RECORDS FOR THE TASK ->
(begin)

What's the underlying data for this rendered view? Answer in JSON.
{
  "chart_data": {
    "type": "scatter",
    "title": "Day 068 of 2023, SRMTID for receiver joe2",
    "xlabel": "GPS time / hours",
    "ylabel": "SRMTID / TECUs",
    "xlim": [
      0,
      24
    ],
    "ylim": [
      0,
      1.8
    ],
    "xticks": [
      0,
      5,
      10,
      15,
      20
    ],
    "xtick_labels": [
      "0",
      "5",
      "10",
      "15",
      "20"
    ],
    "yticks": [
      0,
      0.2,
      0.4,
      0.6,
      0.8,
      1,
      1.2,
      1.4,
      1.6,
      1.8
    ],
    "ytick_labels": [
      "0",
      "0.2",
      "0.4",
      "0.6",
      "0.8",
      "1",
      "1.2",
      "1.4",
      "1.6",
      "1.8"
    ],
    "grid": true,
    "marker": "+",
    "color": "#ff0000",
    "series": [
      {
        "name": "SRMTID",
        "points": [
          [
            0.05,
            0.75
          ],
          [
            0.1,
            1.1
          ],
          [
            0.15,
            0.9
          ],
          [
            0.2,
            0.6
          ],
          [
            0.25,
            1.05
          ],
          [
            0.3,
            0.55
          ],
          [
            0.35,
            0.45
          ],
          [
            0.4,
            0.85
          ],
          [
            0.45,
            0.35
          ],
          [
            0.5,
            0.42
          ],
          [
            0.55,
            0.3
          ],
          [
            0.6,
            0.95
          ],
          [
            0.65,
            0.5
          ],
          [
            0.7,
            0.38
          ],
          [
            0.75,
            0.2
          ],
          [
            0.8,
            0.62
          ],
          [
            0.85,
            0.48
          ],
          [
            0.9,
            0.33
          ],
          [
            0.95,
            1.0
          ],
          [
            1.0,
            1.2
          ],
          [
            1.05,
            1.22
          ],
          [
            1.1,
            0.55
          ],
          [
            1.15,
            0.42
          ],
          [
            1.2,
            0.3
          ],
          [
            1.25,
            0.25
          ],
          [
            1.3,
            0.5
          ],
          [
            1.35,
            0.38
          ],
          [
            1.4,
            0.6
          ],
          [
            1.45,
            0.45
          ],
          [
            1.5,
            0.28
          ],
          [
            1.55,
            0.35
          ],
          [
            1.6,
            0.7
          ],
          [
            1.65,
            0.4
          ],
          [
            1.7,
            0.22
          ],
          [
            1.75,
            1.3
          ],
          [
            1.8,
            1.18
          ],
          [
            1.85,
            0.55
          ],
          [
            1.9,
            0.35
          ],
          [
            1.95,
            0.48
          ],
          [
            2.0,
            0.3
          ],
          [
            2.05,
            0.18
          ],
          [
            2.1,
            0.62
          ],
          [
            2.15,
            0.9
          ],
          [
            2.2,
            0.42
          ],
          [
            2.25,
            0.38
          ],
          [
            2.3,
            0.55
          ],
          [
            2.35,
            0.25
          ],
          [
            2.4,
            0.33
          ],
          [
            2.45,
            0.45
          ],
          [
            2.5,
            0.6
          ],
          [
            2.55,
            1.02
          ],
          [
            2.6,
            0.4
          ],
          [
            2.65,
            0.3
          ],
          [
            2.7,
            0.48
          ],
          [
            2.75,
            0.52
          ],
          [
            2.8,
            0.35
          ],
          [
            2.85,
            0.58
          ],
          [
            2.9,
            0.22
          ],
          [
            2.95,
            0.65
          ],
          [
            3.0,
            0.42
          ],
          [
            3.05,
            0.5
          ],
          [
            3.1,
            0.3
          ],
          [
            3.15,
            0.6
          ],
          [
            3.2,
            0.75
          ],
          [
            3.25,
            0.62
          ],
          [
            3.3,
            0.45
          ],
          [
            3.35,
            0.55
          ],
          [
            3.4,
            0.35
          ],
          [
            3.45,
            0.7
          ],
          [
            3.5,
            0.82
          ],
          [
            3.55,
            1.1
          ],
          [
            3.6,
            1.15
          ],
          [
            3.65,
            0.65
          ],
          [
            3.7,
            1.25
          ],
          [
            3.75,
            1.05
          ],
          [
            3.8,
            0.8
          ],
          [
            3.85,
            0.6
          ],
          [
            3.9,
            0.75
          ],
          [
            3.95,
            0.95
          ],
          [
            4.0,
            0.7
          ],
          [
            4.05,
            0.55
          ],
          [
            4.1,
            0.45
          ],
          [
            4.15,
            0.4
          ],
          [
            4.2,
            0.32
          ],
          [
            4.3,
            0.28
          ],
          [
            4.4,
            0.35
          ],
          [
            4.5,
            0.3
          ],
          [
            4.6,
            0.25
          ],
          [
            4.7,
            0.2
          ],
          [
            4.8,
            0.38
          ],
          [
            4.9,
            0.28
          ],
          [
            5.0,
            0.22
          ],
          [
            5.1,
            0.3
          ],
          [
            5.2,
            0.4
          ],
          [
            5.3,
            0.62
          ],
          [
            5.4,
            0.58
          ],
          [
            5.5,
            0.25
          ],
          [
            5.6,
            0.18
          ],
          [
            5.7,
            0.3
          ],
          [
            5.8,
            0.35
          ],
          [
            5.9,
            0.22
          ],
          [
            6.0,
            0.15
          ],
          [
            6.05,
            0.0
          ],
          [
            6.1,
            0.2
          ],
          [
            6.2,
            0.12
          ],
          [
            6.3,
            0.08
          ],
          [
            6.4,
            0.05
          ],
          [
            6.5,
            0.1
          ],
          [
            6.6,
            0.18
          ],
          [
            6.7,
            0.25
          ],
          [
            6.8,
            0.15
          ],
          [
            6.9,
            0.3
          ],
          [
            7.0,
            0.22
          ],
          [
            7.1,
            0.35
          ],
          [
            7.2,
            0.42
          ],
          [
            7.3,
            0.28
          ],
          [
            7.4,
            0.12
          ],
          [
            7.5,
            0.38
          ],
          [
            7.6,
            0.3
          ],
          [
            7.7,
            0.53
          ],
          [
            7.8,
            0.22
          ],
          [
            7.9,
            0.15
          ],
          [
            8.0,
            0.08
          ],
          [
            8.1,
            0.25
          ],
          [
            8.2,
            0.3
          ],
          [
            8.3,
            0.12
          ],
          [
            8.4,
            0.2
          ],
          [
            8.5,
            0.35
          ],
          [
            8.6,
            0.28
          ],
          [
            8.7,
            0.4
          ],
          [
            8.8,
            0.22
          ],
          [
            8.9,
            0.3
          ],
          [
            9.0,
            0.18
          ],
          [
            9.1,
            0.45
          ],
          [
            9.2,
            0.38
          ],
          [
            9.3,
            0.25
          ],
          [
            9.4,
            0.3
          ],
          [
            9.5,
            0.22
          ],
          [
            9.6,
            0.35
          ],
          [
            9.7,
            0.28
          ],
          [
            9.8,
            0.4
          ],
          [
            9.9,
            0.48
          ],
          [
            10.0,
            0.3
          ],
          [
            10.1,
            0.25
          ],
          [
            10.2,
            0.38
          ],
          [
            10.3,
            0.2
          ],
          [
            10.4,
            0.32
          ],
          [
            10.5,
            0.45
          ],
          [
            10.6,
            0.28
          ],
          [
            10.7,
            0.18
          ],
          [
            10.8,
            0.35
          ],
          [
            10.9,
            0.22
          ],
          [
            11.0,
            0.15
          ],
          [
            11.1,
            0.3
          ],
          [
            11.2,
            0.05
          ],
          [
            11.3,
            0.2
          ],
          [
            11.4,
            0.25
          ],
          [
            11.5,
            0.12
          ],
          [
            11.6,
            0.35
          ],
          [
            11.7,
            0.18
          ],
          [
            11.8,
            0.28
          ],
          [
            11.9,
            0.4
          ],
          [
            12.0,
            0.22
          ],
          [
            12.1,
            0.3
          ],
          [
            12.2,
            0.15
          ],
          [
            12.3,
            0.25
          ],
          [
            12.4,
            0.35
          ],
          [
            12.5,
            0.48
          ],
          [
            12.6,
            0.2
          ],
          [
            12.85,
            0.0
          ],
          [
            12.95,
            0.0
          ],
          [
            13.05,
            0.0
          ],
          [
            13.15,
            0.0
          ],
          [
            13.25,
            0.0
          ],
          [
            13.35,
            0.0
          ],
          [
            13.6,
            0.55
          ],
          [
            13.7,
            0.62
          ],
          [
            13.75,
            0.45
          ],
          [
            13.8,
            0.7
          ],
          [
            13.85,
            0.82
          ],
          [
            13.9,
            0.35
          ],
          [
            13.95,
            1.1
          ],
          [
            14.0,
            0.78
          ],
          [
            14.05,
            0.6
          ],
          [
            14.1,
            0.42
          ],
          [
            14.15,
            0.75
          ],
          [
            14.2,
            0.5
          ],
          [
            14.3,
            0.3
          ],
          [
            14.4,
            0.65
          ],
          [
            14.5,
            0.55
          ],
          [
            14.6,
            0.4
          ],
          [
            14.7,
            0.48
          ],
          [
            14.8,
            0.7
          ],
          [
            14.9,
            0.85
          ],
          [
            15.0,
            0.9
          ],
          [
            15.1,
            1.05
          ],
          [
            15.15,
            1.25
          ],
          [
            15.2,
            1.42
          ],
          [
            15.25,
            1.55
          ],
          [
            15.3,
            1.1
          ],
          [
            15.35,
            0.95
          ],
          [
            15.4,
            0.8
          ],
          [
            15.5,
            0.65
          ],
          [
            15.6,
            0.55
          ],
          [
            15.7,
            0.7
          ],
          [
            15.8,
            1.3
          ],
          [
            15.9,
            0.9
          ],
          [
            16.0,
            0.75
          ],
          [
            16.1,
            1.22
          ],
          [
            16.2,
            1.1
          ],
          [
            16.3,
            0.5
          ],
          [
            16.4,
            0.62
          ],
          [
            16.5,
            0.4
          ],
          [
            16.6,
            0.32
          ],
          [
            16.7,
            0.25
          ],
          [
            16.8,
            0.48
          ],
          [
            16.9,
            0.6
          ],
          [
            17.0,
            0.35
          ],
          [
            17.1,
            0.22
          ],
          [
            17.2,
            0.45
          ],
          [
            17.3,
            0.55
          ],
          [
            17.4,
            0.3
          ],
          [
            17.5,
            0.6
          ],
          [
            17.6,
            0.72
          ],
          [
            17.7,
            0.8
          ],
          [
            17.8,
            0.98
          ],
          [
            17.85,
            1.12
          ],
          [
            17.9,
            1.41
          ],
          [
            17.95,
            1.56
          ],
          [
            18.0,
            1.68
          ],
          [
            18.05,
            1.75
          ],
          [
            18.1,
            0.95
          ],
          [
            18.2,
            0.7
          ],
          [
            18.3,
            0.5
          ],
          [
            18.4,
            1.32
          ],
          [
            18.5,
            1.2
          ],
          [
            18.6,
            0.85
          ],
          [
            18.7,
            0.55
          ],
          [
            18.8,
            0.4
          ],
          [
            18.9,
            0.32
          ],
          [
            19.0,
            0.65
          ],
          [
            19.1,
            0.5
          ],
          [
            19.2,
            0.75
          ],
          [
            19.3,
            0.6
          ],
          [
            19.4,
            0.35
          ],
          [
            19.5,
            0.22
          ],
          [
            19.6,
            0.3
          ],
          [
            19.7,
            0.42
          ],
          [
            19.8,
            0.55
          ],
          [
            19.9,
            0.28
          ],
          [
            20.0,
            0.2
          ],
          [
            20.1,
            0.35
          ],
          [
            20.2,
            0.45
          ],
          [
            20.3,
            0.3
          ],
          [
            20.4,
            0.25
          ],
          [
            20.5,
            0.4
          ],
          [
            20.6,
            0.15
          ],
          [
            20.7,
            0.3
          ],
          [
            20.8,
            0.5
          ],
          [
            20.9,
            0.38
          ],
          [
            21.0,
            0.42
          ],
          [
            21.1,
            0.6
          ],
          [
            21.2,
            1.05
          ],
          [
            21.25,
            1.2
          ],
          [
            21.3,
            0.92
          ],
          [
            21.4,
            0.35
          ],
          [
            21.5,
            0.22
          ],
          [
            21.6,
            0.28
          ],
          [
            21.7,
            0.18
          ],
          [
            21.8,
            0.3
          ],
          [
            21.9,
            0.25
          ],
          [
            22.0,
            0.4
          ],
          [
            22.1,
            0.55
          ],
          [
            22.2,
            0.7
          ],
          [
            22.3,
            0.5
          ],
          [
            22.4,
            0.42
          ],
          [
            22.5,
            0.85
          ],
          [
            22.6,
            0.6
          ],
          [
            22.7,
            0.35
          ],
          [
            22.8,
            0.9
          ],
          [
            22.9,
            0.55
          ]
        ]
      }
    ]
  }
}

(end)

YOUR INSTRUCTIONS -> Copy every single line of the material above that holds "SRMTID".

PROBLEM SOLUTION ->
    "title": "Day 068 of 2023, SRMTID for receiver joe2",
    "ylabel": "SRMTID / TECUs",
        "name": "SRMTID",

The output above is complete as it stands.